**Information shown:**
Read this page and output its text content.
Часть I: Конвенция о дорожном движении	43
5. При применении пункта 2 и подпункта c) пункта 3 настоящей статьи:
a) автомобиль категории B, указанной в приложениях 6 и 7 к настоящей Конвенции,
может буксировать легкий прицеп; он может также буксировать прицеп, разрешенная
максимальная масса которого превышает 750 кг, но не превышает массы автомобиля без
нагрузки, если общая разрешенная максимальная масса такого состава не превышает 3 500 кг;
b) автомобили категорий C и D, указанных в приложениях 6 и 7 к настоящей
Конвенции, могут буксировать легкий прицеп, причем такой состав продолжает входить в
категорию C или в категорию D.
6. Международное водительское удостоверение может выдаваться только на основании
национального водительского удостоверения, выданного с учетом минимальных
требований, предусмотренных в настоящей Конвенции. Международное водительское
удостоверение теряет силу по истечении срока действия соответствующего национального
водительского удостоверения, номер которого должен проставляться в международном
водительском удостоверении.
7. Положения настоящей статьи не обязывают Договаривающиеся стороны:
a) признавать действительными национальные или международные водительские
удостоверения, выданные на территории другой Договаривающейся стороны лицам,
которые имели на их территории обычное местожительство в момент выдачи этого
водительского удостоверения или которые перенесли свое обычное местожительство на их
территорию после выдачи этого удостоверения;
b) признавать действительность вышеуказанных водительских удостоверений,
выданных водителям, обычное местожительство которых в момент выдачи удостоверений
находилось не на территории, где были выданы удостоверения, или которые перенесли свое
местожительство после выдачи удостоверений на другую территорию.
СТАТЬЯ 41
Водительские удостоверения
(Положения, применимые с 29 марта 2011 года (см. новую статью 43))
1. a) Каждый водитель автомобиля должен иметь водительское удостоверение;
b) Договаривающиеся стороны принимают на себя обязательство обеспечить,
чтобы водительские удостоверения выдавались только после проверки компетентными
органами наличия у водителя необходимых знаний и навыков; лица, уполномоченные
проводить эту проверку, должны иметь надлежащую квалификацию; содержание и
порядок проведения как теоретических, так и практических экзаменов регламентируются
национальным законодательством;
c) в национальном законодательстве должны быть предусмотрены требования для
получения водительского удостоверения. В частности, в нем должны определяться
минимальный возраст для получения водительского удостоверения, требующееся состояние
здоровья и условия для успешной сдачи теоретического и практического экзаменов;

**Challenge:**
Which lines above contain "превышает"? Show each of them.

**Answer below:**
максимальная масса которого превышает 750 кг, но не превышает массы автомобиля без
нагрузки, если общая разрешенная максимальная масса такого состава не превышает 3 500 кг;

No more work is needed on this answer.